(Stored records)
"""
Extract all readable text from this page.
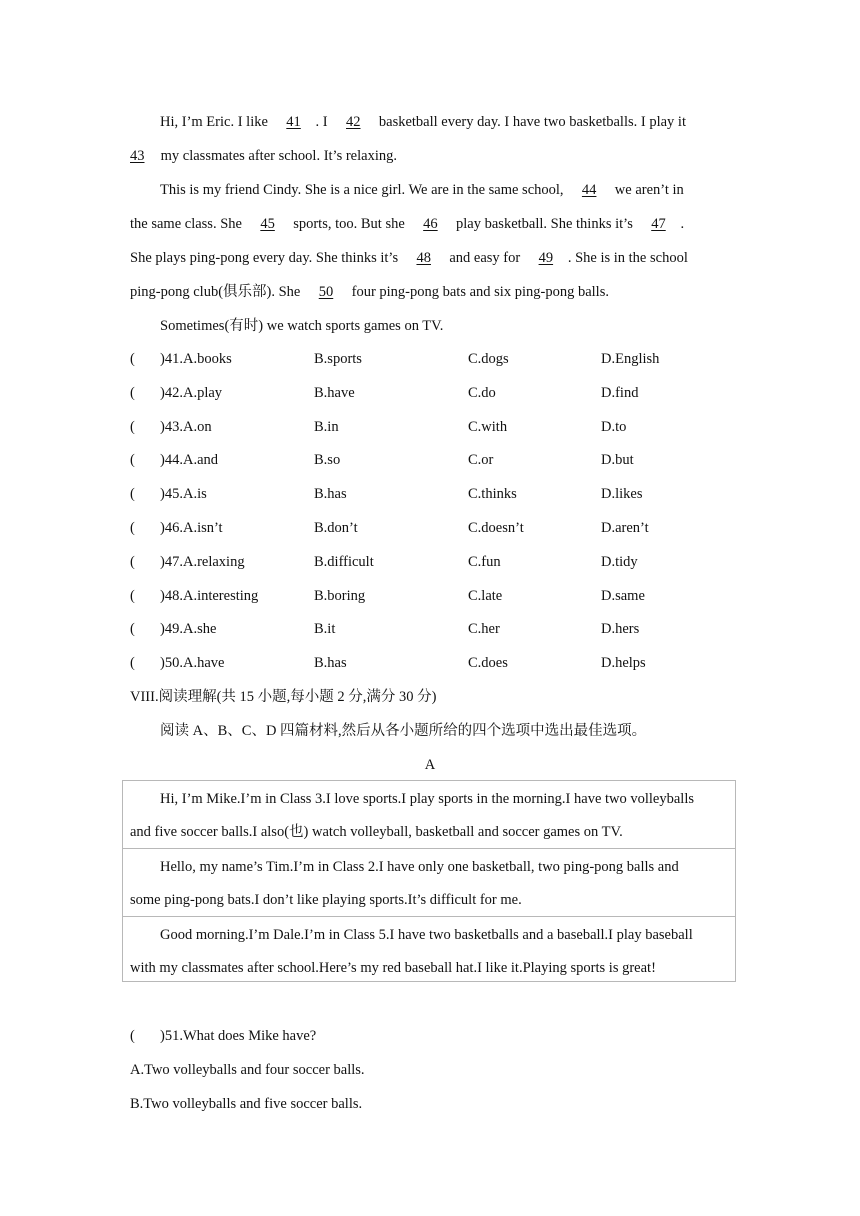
Hi, I’m Eric. I like 41 . I 42 basketball every day. I have two basketballs. I play it
43 my classmates after school. It’s relaxing.
This is my friend Cindy. She is a nice girl. We are in the same school, 44 we aren’t in
the same class. She 45 sports, too. But she 46 play basketball. She thinks it’s 47 .
She plays ping-pong every day. She thinks it’s 48 and easy for 49 . She is in the school
ping-pong club(俱乐部). She 50 four ping-pong bats and six ping-pong balls.
Sometimes(有时) we watch sports games on TV.
( )41.A.books	B.sports	C.dogs	D.English
( )42.A.play	B.have	C.do	D.find
( )43.A.on	B.in	C.with	D.to
( )44.A.and	B.so	C.or	D.but
( )45.A.is	B.has	C.thinks	D.likes
( )46.A.isn’t	B.don’t	C.doesn’t	D.aren’t
( )47.A.relaxing	B.difficult	C.fun	D.tidy
( )48.A.interesting	B.boring	C.late	D.same
( )49.A.she	B.it	C.her	D.hers
( )50.A.have	B.has	C.does	D.helps
VIII.阅读理解(共 15 小题,每小题 2 分,满分 30 分)
阅读 A、B、C、D 四篇材料,然后从各小题所给的四个选项中选出最佳选项。
A
Hi, I’m Mike.I’m in Class 3.I love sports.I play sports in the morning.I have two volleyballs
and five soccer balls.I also(也) watch volleyball, basketball and soccer games on TV.
Hello, my name’s Tim.I’m in Class 2.I have only one basketball, two ping-pong balls and
some ping-pong bats.I don’t like playing sports.It’s difficult for me.
Good morning.I’m Dale.I’m in Class 5.I have two basketballs and a baseball.I play baseball
with my classmates after school.Here’s my red baseball hat.I like it.Playing sports is great!
( )51.What does Mike have?
A.Two volleyballs and four soccer balls.
B.Two volleyballs and five soccer balls.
"""
▸ **Problem**
Nothing in the entries should change as you copy them, except that the pictures are left out.

▸ **Solution to the exercise**
Extract all readable text from this page.
Hi, I’m Eric. I like 41 . I 42 basketball every day. I have two basketballs. I play it
43 my classmates after school. It’s relaxing.
This is my friend Cindy. She is a nice girl. We are in the same school, 44 we aren’t in
the same class. She 45 sports, too. But she 46 play basketball. She thinks it’s 47 .
She plays ping-pong every day. She thinks it’s 48 and easy for 49 . She is in the school
ping-pong club(俱乐部). She 50 four ping-pong bats and six ping-pong balls.
Sometimes(有时) we watch sports games on TV.
( )41.A.books	B.sports	C.dogs	D.English
( )42.A.play	B.have	C.do	D.find
( )43.A.on	B.in	C.with	D.to
( )44.A.and	B.so	C.or	D.but
( )45.A.is	B.has	C.thinks	D.likes
( )46.A.isn’t	B.don’t	C.doesn’t	D.aren’t
( )47.A.relaxing	B.difficult	C.fun	D.tidy
( )48.A.interesting	B.boring	C.late	D.same
( )49.A.she	B.it	C.her	D.hers
( )50.A.have	B.has	C.does	D.helps
VIII.阅读理解(共 15 小题,每小题 2 分,满分 30 分)
阅读 A、B、C、D 四篇材料,然后从各小题所给的四个选项中选出最佳选项。
A
Hi, I’m Mike.I’m in Class 3.I love sports.I play sports in the morning.I have two volleyballs
and five soccer balls.I also(也) watch volleyball, basketball and soccer games on TV.
Hello, my name’s Tim.I’m in Class 2.I have only one basketball, two ping-pong balls and
some ping-pong bats.I don’t like playing sports.It’s difficult for me.
Good morning.I’m Dale.I’m in Class 5.I have two basketballs and a baseball.I play baseball
with my classmates after school.Here’s my red baseball hat.I like it.Playing sports is great!
( )51.What does Mike have?
A.Two volleyballs and four soccer balls.
B.Two volleyballs and five soccer balls.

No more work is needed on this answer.